### ENTRIES

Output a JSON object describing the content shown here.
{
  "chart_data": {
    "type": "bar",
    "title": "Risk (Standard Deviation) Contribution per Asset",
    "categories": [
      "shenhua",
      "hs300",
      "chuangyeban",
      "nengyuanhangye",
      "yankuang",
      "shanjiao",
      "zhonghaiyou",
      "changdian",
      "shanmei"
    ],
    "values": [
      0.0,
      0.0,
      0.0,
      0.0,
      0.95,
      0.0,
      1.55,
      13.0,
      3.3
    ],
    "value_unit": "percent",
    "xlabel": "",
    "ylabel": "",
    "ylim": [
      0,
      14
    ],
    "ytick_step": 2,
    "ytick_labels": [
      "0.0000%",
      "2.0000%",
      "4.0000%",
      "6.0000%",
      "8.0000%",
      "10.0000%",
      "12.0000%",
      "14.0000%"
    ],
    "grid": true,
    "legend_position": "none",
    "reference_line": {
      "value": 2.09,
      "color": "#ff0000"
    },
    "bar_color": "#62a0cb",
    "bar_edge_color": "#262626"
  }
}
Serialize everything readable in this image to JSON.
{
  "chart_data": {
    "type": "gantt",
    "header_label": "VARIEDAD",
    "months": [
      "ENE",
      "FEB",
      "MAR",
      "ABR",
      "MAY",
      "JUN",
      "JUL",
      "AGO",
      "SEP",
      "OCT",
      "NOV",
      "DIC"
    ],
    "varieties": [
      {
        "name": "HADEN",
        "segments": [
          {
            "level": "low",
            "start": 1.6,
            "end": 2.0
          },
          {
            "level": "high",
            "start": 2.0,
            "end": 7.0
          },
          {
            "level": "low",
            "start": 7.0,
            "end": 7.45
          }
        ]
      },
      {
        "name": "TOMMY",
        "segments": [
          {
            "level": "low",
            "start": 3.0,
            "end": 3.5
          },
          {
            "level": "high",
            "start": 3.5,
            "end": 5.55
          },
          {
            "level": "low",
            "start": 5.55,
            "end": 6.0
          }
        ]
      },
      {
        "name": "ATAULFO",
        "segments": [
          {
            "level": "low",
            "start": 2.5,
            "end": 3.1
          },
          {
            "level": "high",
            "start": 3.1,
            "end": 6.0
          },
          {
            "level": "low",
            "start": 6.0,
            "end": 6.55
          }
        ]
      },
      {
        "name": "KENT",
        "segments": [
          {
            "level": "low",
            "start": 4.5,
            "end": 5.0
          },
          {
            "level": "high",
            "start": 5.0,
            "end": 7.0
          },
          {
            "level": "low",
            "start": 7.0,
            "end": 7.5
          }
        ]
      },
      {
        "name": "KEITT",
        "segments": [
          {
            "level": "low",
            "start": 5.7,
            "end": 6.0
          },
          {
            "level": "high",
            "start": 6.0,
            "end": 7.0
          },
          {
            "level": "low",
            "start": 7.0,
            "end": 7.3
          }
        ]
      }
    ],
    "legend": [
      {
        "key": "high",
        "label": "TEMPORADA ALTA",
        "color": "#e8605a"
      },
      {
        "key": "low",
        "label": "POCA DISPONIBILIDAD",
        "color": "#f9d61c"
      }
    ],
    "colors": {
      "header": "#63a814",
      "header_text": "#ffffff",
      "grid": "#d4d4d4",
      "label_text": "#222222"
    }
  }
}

### DIRECTION
Reproduce every entry shown above, precisely as it stands.

### RESPONSE
Output a JSON object describing the content shown here.
{
  "chart_data": {
    "type": "bar",
    "title": "Risk (Standard Deviation) Contribution per Asset",
    "categories": [
      "shenhua",
      "hs300",
      "chuangyeban",
      "nengyuanhangye",
      "yankuang",
      "shanjiao",
      "zhonghaiyou",
      "changdian",
      "shanmei"
    ],
    "values": [
      0.0,
      0.0,
      0.0,
      0.0,
      0.95,
      0.0,
      1.55,
      13.0,
      3.3
    ],
    "value_unit": "percent",
    "xlabel": "",
    "ylabel": "",
    "ylim": [
      0,
      14
    ],
    "ytick_step": 2,
    "ytick_labels": [
      "0.0000%",
      "2.0000%",
      "4.0000%",
      "6.0000%",
      "8.0000%",
      "10.0000%",
      "12.0000%",
      "14.0000%"
    ],
    "grid": true,
    "legend_position": "none",
    "reference_line": {
      "value": 2.09,
      "color": "#ff0000"
    },
    "bar_color": "#62a0cb",
    "bar_edge_color": "#262626"
  }
}
Serialize everything readable in this image to JSON.
{
  "chart_data": {
    "type": "gantt",
    "header_label": "VARIEDAD",
    "months": [
      "ENE",
      "FEB",
      "MAR",
      "ABR",
      "MAY",
      "JUN",
      "JUL",
      "AGO",
      "SEP",
      "OCT",
      "NOV",
      "DIC"
    ],
    "varieties": [
      {
        "name": "HADEN",
        "segments": [
          {
            "level": "low",
            "start": 1.6,
            "end": 2.0
          },
          {
            "level": "high",
            "start": 2.0,
            "end": 7.0
          },
          {
            "level": "low",
            "start": 7.0,
            "end": 7.45
          }
        ]
      },
      {
        "name": "TOMMY",
        "segments": [
          {
            "level": "low",
            "start": 3.0,
            "end": 3.5
          },
          {
            "level": "high",
            "start": 3.5,
            "end": 5.55
          },
          {
            "level": "low",
            "start": 5.55,
            "end": 6.0
          }
        ]
      },
      {
        "name": "ATAULFO",
        "segments": [
          {
            "level": "low",
            "start": 2.5,
            "end": 3.1
          },
          {
            "level": "high",
            "start": 3.1,
            "end": 6.0
          },
          {
            "level": "low",
            "start": 6.0,
            "end": 6.55
          }
        ]
      },
      {
        "name": "KENT",
        "segments": [
          {
            "level": "low",
            "start": 4.5,
            "end": 5.0
          },
          {
            "level": "high",
            "start": 5.0,
            "end": 7.0
          },
          {
            "level": "low",
            "start": 7.0,
            "end": 7.5
          }
        ]
      },
      {
        "name": "KEITT",
        "segments": [
          {
            "level": "low",
            "start": 5.7,
            "end": 6.0
          },
          {
            "level": "high",
            "start": 6.0,
            "end": 7.0
          },
          {
            "level": "low",
            "start": 7.0,
            "end": 7.3
          }
        ]
      }
    ],
    "legend": [
      {
        "key": "high",
        "label": "TEMPORADA ALTA",
        "color": "#e8605a"
      },
      {
        "key": "low",
        "label": "POCA DISPONIBILIDAD",
        "color": "#f9d61c"
      }
    ],
    "colors": {
      "header": "#63a814",
      "header_text": "#ffffff",
      "grid": "#d4d4d4",
      "label_text": "#222222"
    }
  }
}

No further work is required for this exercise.